Begin INPUT RECORDS

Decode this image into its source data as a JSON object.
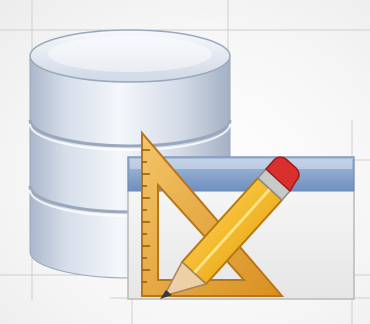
{
  "icon": {
    "name": "database-design-icon",
    "components": [
      "database-icon",
      "window-icon",
      "set-square-icon",
      "pencil-icon"
    ]
  },
  "colors": {
    "database_light": "#e9eef6",
    "database_mid": "#c6d1e2",
    "database_dark": "#8f9fb8",
    "window_titlebar": "#7f9dc8",
    "window_body": "#f3f3f3",
    "set_square": "#e3a63a",
    "pencil_body": "#f6c542",
    "pencil_tip": "#e8c9a0",
    "pencil_eraser": "#d9302e",
    "guide_lines": "#c9c9c9"
  }
}
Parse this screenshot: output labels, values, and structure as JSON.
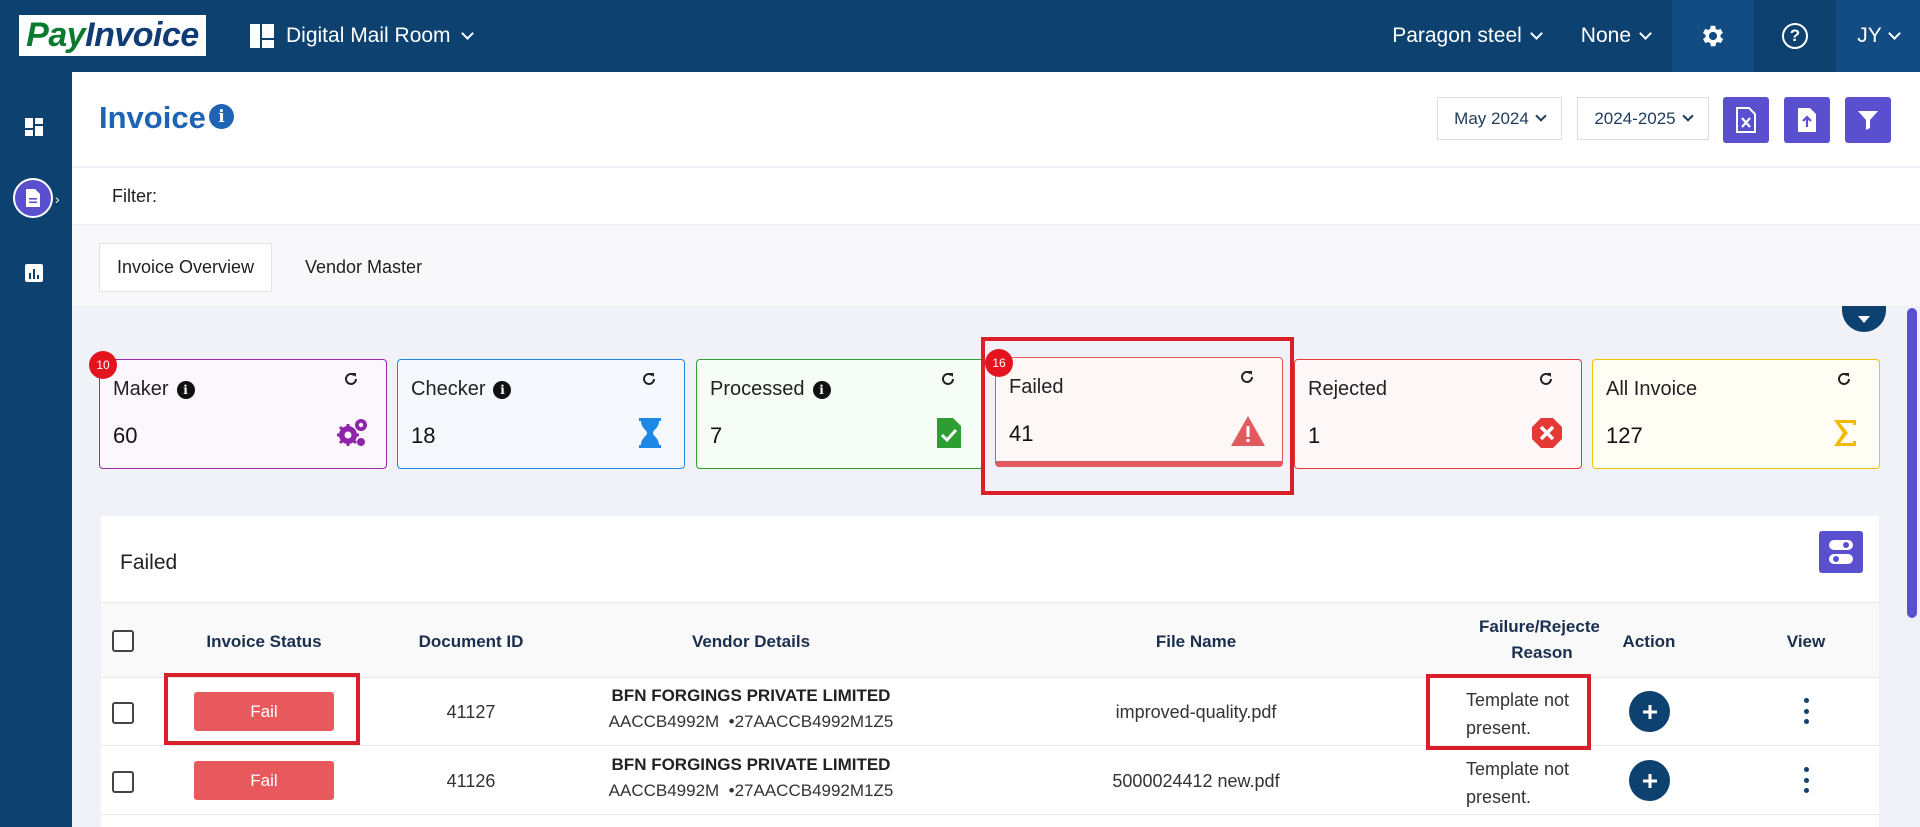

End INPUT RECORDS

■ **STATED EXERCISE**: Leave the pictures out and copy the rest of the data exactly.

■ **ANSWER TO THE EXERCISE**:
Decode this image into its source data as a JSON object.
{
  "icon": {
    "name": "database-design-icon",
    "components": [
      "database-icon",
      "window-icon",
      "set-square-icon",
      "pencil-icon"
    ]
  },
  "colors": {
    "database_light": "#e9eef6",
    "database_mid": "#c6d1e2",
    "database_dark": "#8f9fb8",
    "window_titlebar": "#7f9dc8",
    "window_body": "#f3f3f3",
    "set_square": "#e3a63a",
    "pencil_body": "#f6c542",
    "pencil_tip": "#e8c9a0",
    "pencil_eraser": "#d9302e",
    "guide_lines": "#c9c9c9"
  }
}
Parse this screenshot: output labels, values, and structure as JSON.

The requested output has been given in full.